> [Extracted entries]:
###

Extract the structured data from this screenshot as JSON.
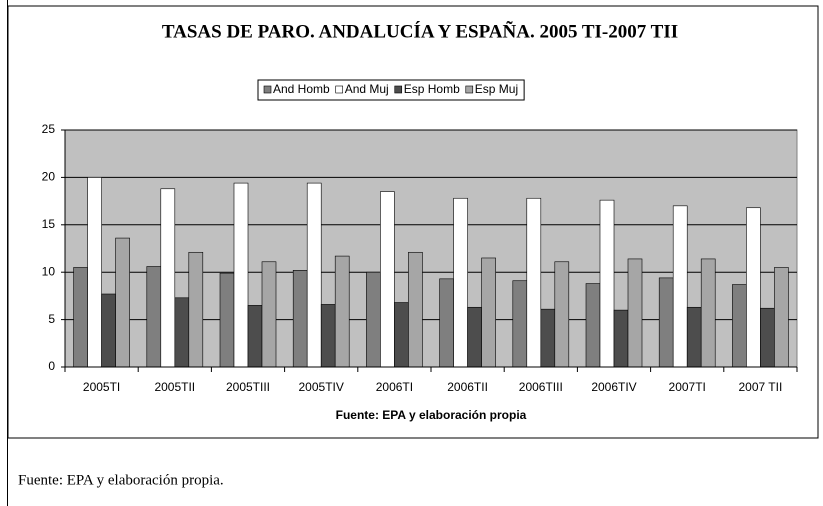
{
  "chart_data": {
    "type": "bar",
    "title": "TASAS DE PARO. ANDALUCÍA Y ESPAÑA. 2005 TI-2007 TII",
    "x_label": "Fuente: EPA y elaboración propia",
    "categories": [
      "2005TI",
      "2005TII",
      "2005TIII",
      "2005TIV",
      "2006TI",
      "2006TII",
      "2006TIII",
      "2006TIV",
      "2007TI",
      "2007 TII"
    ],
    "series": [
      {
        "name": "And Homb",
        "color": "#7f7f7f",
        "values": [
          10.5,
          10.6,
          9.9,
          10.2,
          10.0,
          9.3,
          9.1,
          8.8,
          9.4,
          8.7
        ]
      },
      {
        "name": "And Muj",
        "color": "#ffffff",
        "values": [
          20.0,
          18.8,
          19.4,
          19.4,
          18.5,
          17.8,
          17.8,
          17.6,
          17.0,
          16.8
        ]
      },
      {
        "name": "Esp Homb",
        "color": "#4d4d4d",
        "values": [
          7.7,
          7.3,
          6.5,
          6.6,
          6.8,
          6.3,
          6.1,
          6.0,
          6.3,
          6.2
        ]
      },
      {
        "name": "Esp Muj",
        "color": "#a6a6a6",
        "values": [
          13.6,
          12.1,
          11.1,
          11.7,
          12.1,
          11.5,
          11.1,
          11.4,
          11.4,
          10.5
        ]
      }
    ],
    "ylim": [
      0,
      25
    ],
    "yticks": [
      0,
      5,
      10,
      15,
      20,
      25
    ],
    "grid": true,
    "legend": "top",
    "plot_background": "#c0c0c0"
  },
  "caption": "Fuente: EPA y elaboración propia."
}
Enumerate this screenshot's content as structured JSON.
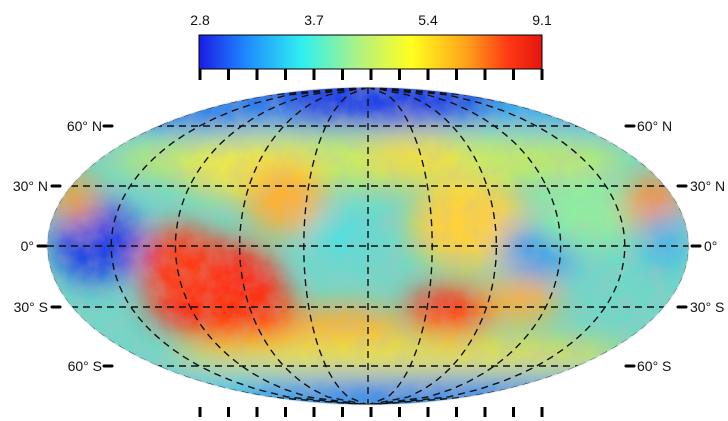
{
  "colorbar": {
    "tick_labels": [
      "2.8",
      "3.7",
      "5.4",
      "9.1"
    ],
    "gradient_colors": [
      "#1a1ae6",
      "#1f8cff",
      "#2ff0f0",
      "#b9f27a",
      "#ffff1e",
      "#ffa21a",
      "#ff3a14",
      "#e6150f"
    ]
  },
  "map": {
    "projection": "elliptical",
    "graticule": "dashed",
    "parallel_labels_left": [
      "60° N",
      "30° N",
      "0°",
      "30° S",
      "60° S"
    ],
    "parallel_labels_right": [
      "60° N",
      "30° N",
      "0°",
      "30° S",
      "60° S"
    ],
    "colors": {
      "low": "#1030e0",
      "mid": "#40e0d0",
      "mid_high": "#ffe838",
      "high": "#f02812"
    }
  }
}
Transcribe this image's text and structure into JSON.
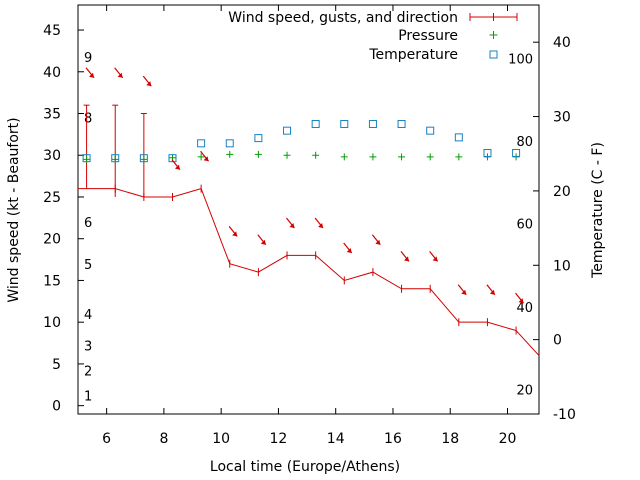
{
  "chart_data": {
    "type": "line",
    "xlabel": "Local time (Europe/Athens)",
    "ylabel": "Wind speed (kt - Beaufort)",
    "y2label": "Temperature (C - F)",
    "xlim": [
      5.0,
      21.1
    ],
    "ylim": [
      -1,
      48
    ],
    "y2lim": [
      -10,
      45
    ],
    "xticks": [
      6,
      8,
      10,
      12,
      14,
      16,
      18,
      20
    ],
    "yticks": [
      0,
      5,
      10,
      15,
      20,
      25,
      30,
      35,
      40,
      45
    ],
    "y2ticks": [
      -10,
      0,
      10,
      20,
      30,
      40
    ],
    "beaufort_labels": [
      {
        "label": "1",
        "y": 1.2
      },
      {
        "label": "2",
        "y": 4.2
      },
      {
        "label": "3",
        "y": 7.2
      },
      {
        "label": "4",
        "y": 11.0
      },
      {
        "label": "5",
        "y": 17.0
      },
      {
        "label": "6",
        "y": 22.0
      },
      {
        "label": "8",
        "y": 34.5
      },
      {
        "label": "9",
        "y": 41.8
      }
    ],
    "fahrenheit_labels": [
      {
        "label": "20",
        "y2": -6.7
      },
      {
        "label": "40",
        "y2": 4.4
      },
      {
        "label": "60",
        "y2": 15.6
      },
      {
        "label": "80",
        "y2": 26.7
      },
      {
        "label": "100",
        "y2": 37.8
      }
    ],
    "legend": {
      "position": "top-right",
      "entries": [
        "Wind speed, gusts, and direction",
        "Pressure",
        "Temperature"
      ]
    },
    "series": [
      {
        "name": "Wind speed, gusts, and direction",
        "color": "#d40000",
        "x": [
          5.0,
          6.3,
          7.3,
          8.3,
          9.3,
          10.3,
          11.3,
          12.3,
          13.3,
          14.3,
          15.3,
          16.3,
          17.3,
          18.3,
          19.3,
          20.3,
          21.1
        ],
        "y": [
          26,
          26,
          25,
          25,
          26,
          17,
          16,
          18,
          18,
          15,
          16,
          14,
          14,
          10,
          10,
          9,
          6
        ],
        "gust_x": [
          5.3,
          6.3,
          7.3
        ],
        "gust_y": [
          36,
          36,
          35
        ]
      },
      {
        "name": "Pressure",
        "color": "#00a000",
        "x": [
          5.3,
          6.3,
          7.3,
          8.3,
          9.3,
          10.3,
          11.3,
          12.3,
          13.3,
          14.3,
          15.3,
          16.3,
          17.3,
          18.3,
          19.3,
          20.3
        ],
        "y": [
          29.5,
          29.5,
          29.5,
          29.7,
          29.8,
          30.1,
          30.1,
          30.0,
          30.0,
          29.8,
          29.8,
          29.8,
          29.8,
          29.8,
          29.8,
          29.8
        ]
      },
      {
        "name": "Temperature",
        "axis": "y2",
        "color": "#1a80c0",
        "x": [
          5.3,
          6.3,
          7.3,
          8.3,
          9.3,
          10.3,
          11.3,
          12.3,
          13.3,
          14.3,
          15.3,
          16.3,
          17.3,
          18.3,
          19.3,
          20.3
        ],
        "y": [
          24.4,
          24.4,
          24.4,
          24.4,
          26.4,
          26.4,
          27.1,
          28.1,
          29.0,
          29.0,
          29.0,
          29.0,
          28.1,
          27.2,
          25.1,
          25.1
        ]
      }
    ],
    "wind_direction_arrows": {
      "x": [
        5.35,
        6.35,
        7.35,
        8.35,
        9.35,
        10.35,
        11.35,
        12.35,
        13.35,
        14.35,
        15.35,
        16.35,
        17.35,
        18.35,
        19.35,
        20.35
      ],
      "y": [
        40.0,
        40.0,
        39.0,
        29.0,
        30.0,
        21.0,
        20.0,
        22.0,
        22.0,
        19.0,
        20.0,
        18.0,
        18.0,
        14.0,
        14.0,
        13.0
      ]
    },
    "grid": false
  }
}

###

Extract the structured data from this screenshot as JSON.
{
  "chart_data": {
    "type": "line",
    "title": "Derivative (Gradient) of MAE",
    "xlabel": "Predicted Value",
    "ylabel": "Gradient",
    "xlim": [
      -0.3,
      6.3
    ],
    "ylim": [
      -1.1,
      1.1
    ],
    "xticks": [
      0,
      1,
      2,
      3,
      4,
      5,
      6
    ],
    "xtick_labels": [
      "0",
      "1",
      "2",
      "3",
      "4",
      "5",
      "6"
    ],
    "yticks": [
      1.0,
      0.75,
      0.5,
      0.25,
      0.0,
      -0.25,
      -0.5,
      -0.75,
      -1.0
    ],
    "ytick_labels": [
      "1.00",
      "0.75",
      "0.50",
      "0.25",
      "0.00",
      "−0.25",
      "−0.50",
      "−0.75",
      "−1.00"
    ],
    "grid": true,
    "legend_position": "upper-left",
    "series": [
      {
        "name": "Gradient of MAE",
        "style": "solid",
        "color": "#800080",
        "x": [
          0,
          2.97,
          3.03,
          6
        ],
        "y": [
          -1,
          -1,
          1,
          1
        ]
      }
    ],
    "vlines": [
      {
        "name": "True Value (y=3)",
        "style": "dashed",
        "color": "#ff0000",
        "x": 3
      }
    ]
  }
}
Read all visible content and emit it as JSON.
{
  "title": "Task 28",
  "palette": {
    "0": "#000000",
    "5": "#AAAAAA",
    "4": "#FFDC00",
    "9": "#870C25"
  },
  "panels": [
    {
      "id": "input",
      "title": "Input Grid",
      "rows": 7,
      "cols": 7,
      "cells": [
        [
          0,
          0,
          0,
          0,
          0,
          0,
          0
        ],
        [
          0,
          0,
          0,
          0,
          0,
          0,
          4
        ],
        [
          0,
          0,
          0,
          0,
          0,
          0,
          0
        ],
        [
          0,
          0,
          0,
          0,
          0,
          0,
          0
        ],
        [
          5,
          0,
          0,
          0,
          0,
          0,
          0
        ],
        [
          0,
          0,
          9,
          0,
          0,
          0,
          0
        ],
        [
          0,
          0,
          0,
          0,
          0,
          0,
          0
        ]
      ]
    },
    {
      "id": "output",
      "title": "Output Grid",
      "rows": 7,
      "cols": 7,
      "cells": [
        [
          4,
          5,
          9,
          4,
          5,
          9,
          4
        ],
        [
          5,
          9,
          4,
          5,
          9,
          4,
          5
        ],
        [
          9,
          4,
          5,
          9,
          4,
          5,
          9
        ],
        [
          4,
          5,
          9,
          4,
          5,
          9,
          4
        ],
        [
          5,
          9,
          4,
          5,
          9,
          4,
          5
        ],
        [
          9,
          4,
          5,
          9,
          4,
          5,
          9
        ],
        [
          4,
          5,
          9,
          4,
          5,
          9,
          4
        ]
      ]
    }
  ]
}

###

> [To be done]:
Identify every line above with the string "propia" in it. Copy those lines.

> [Output]:
    "x_label": "Fuente: EPA y elaboración propia",
  "caption": "Fuente: EPA y elaboración propia."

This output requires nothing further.